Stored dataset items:

===

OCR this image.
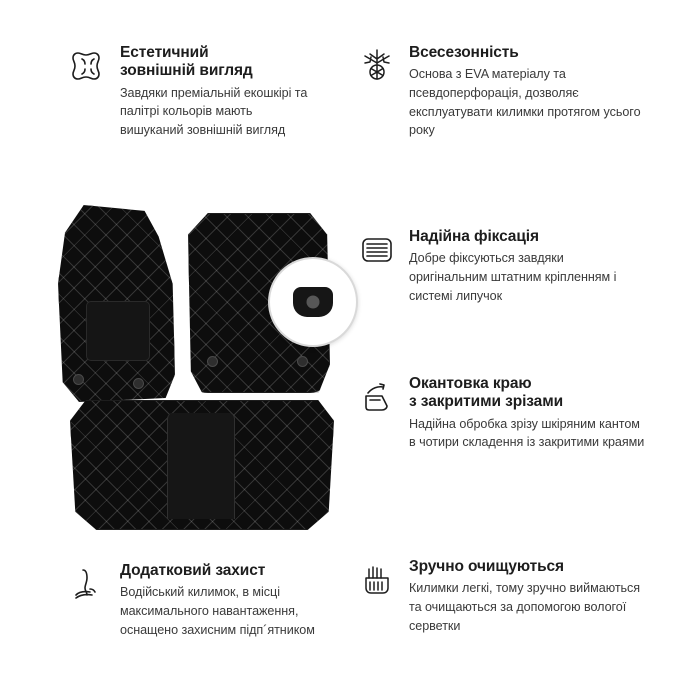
Естетичний
зовнішній вигляд

Завдяки преміальній екошкірі та палітрі кольорів мають вишуканий зовнішній вигляд

Всесезонність

Основа з EVA матеріалу та псевдоперфорація, дозволяє експлуатувати килимки протягом усього року

Надійна фіксація

Добре фіксуються завдяки оригінальним штатним кріпленням і системі липучок

Окантовка краю
з закритими зрізами

Надійна обробка зрізу шкіряним кантом в чотири складення із закритими краями

Додатковий захист

Водійський килимок, в місці максимального навантаження, оснащено захисним підп´ятником

Зручно очищуються

Килимки легкі, тому зручно виймаються та очищаються за допомогою вологої серветки
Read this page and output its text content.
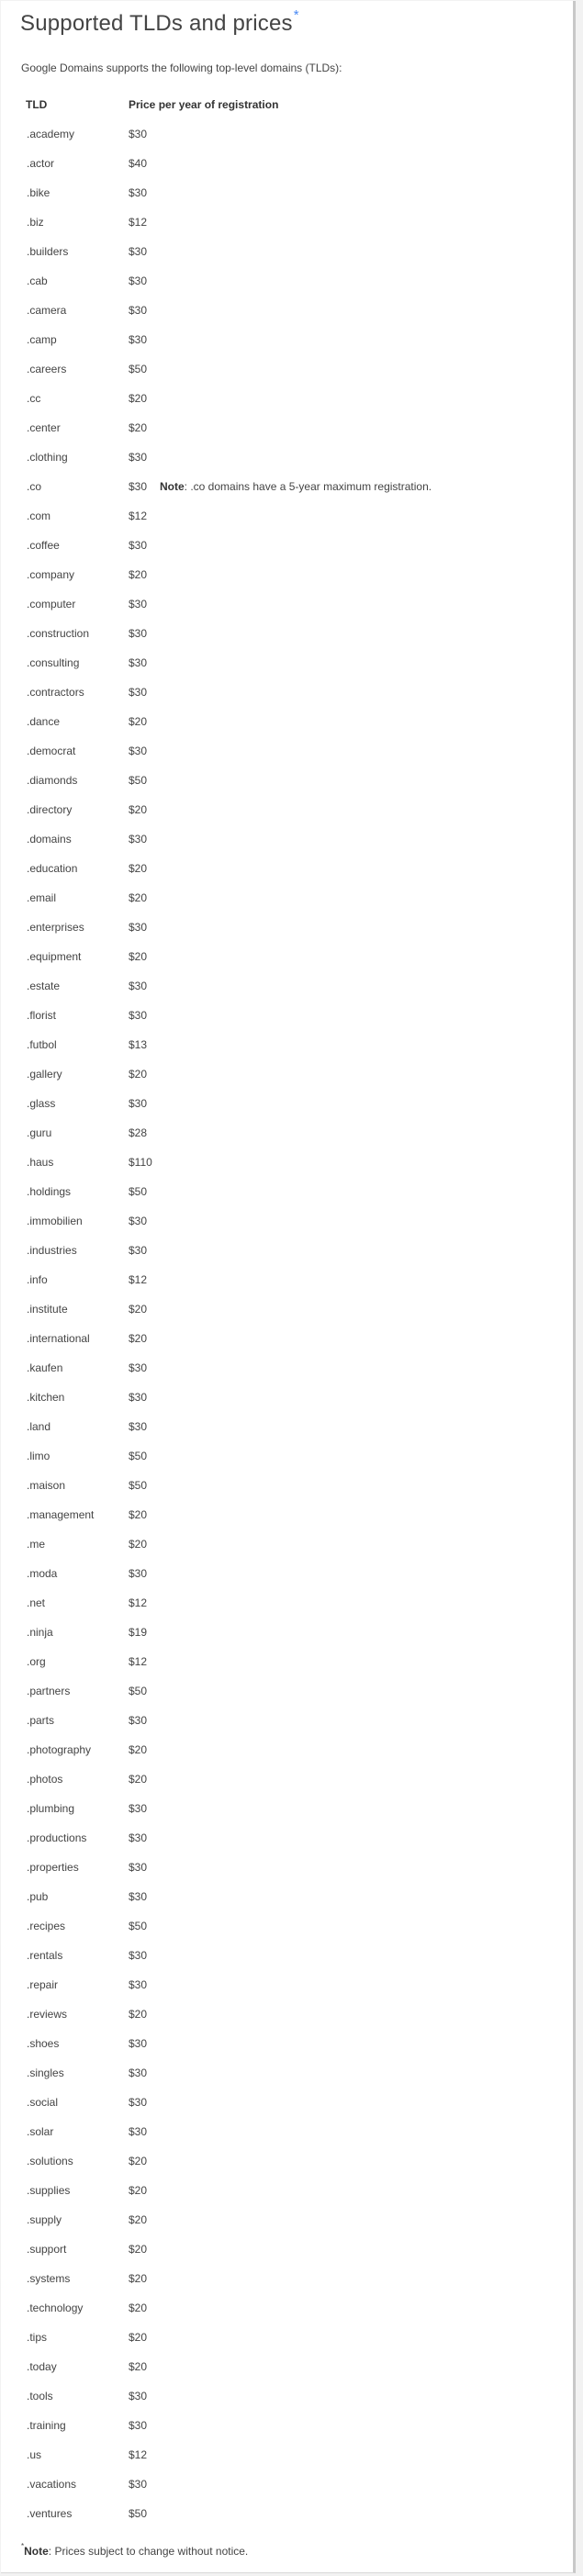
Supported TLDs and prices*

Google Domains supports the following top-level domains (TLDs):

TLD	Price per year of registration	
.academy	$30	
.actor	$40	
.bike	$30	
.biz	$12	
.builders	$30	
.cab	$30	
.camera	$30	
.camp	$30	
.careers	$50	
.cc	$20	
.center	$20	
.clothing	$30	
.co	$30	Note: .co domains have a 5-year maximum registration.
.com	$12	
.coffee	$30	
.company	$20	
.computer	$30	
.construction	$30	
.consulting	$30	
.contractors	$30	
.dance	$20	
.democrat	$30	
.diamonds	$50	
.directory	$20	
.domains	$30	
.education	$20	
.email	$20	
.enterprises	$30	
.equipment	$20	
.estate	$30	
.florist	$30	
.futbol	$13	
.gallery	$20	
.glass	$30	
.guru	$28	
.haus	$110	
.holdings	$50	
.immobilien	$30	
.industries	$30	
.info	$12	
.institute	$20	
.international	$20	
.kaufen	$30	
.kitchen	$30	
.land	$30	
.limo	$50	
.maison	$50	
.management	$20	
.me	$20	
.moda	$30	
.net	$12	
.ninja	$19	
.org	$12	
.partners	$50	
.parts	$30	
.photography	$20	
.photos	$20	
.plumbing	$30	
.productions	$30	
.properties	$30	
.pub	$30	
.recipes	$50	
.rentals	$30	
.repair	$30	
.reviews	$20	
.shoes	$30	
.singles	$30	
.social	$30	
.solar	$30	
.solutions	$20	
.supplies	$20	
.supply	$20	
.support	$20	
.systems	$20	
.technology	$20	
.tips	$20	
.today	$20	
.tools	$30	
.training	$30	
.us	$12	
.vacations	$30	
.ventures	$50	

*Note: Prices subject to change without notice.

===

Problem statement: Write out each line again precisely as it appears, skipping every picture.

Complete output:
OCR this image.
Естетичний
зовнішній вигляд

Завдяки преміальній екошкірі та палітрі кольорів мають вишуканий зовнішній вигляд

Всесезонність

Основа з EVA матеріалу та псевдоперфорація, дозволяє експлуатувати килимки протягом усього року

Надійна фіксація

Добре фіксуються завдяки оригінальним штатним кріпленням і системі липучок

Окантовка краю
з закритими зрізами

Надійна обробка зрізу шкіряним кантом в чотири складення із закритими краями

Додатковий захист

Водійський килимок, в місці максимального навантаження, оснащено захисним підп´ятником

Зручно очищуються

Килимки легкі, тому зручно виймаються та очищаються за допомогою вологої серветки
Read this page and output its text content.
Supported TLDs and prices*

Google Domains supports the following top-level domains (TLDs):

TLD	Price per year of registration	
.academy	$30	
.actor	$40	
.bike	$30	
.biz	$12	
.builders	$30	
.cab	$30	
.camera	$30	
.camp	$30	
.careers	$50	
.cc	$20	
.center	$20	
.clothing	$30	
.co	$30	Note: .co domains have a 5-year maximum registration.
.com	$12	
.coffee	$30	
.company	$20	
.computer	$30	
.construction	$30	
.consulting	$30	
.contractors	$30	
.dance	$20	
.democrat	$30	
.diamonds	$50	
.directory	$20	
.domains	$30	
.education	$20	
.email	$20	
.enterprises	$30	
.equipment	$20	
.estate	$30	
.florist	$30	
.futbol	$13	
.gallery	$20	
.glass	$30	
.guru	$28	
.haus	$110	
.holdings	$50	
.immobilien	$30	
.industries	$30	
.info	$12	
.institute	$20	
.international	$20	
.kaufen	$30	
.kitchen	$30	
.land	$30	
.limo	$50	
.maison	$50	
.management	$20	
.me	$20	
.moda	$30	
.net	$12	
.ninja	$19	
.org	$12	
.partners	$50	
.parts	$30	
.photography	$20	
.photos	$20	
.plumbing	$30	
.productions	$30	
.properties	$30	
.pub	$30	
.recipes	$50	
.rentals	$30	
.repair	$30	
.reviews	$20	
.shoes	$30	
.singles	$30	
.social	$30	
.solar	$30	
.solutions	$20	
.supplies	$20	
.supply	$20	
.support	$20	
.systems	$20	
.technology	$20	
.tips	$20	
.today	$20	
.tools	$30	
.training	$30	
.us	$12	
.vacations	$30	
.ventures	$50	

*Note: Prices subject to change without notice.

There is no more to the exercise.